● Exercise task
Retype each record below word for word. Leave the pictures out.
[BEGIN Records provided]
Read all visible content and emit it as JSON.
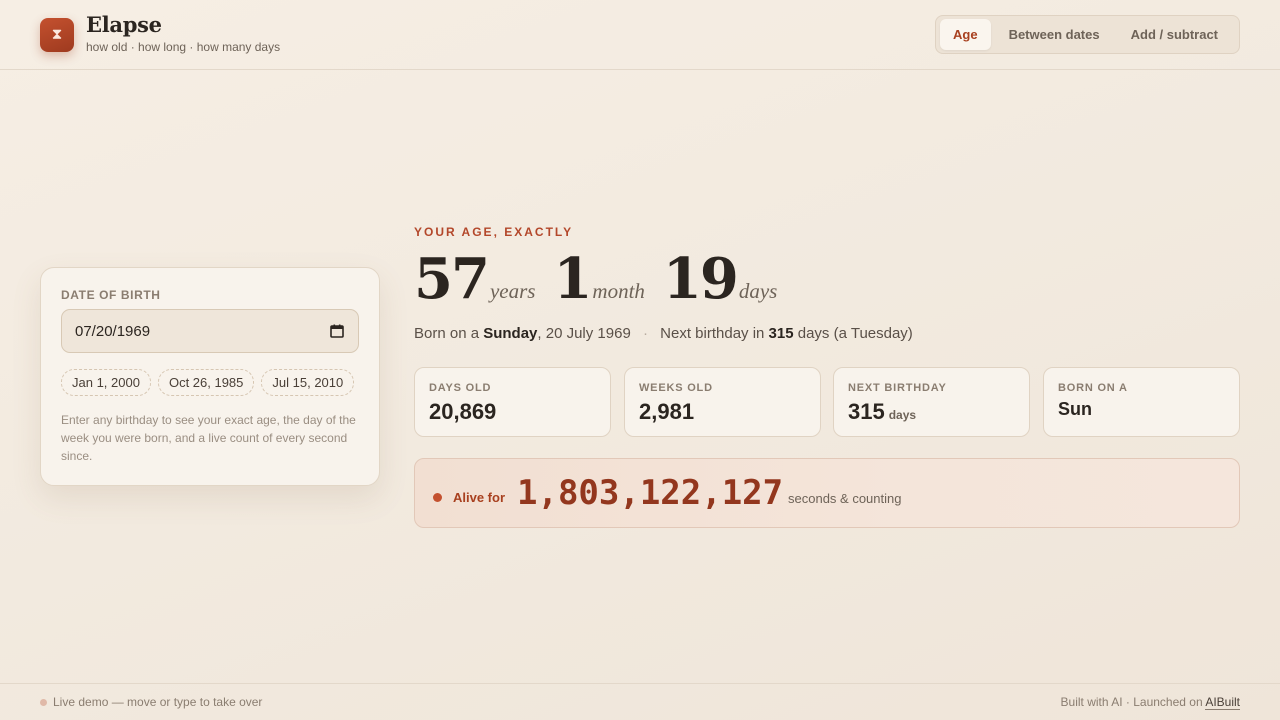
{
  "brand": {
    "logo_icon": "hourglass-icon",
    "title": "Elapse",
    "subtitle": "how old · how long · how many days"
  },
  "tabs": [
    {
      "label": "Age",
      "active": true
    },
    {
      "label": "Between dates",
      "active": false
    },
    {
      "label": "Add / subtract",
      "active": false
    }
  ],
  "input_card": {
    "label": "DATE OF BIRTH",
    "date_value": "07/20/1969",
    "calendar_icon": "calendar-icon",
    "presets": [
      "Jan 1, 2000",
      "Oct 26, 1985",
      "Jul 15, 2010"
    ],
    "help": "Enter any birthday to see your exact age, the day of the week you were born, and a live count of every second since."
  },
  "result": {
    "eyebrow": "YOUR AGE, EXACTLY",
    "years": "57",
    "years_unit": "years",
    "months": "1",
    "months_unit": "month",
    "days": "19",
    "days_unit": "days",
    "summary": {
      "born_prefix": "Born on a",
      "weekday": "Sunday",
      "born_date": ", 20 July 1969",
      "separator": "·",
      "next_prefix": "Next birthday in",
      "next_days": "315",
      "next_suffix": "days (a Tuesday)"
    }
  },
  "stats": [
    {
      "label": "DAYS OLD",
      "value": "20,869",
      "unit": ""
    },
    {
      "label": "WEEKS OLD",
      "value": "2,981",
      "unit": ""
    },
    {
      "label": "NEXT BIRTHDAY",
      "value": "315",
      "unit": "days"
    },
    {
      "label": "BORN ON A",
      "value": "Sun",
      "unit": ""
    }
  ],
  "alive": {
    "label": "Alive for",
    "count": "1,803,122,127",
    "suffix": "seconds & counting"
  },
  "footer": {
    "left": "Live demo — move or type to take over",
    "right_prefix": "Built with AI · Launched on",
    "right_link": "AIBuilt"
  },
  "colors": {
    "accent": "#b3472a",
    "background": "#f3ebe0",
    "text": "#2b2520"
  }
}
[END Records provided]
● Solution for this task
Read all visible content and emit it as JSON.
{
  "brand": {
    "logo_icon": "hourglass-icon",
    "title": "Elapse",
    "subtitle": "how old · how long · how many days"
  },
  "tabs": [
    {
      "label": "Age",
      "active": true
    },
    {
      "label": "Between dates",
      "active": false
    },
    {
      "label": "Add / subtract",
      "active": false
    }
  ],
  "input_card": {
    "label": "DATE OF BIRTH",
    "date_value": "07/20/1969",
    "calendar_icon": "calendar-icon",
    "presets": [
      "Jan 1, 2000",
      "Oct 26, 1985",
      "Jul 15, 2010"
    ],
    "help": "Enter any birthday to see your exact age, the day of the week you were born, and a live count of every second since."
  },
  "result": {
    "eyebrow": "YOUR AGE, EXACTLY",
    "years": "57",
    "years_unit": "years",
    "months": "1",
    "months_unit": "month",
    "days": "19",
    "days_unit": "days",
    "summary": {
      "born_prefix": "Born on a",
      "weekday": "Sunday",
      "born_date": ", 20 July 1969",
      "separator": "·",
      "next_prefix": "Next birthday in",
      "next_days": "315",
      "next_suffix": "days (a Tuesday)"
    }
  },
  "stats": [
    {
      "label": "DAYS OLD",
      "value": "20,869",
      "unit": ""
    },
    {
      "label": "WEEKS OLD",
      "value": "2,981",
      "unit": ""
    },
    {
      "label": "NEXT BIRTHDAY",
      "value": "315",
      "unit": "days"
    },
    {
      "label": "BORN ON A",
      "value": "Sun",
      "unit": ""
    }
  ],
  "alive": {
    "label": "Alive for",
    "count": "1,803,122,127",
    "suffix": "seconds & counting"
  },
  "footer": {
    "left": "Live demo — move or type to take over",
    "right_prefix": "Built with AI · Launched on",
    "right_link": "AIBuilt"
  },
  "colors": {
    "accent": "#b3472a",
    "background": "#f3ebe0",
    "text": "#2b2520"
  }
}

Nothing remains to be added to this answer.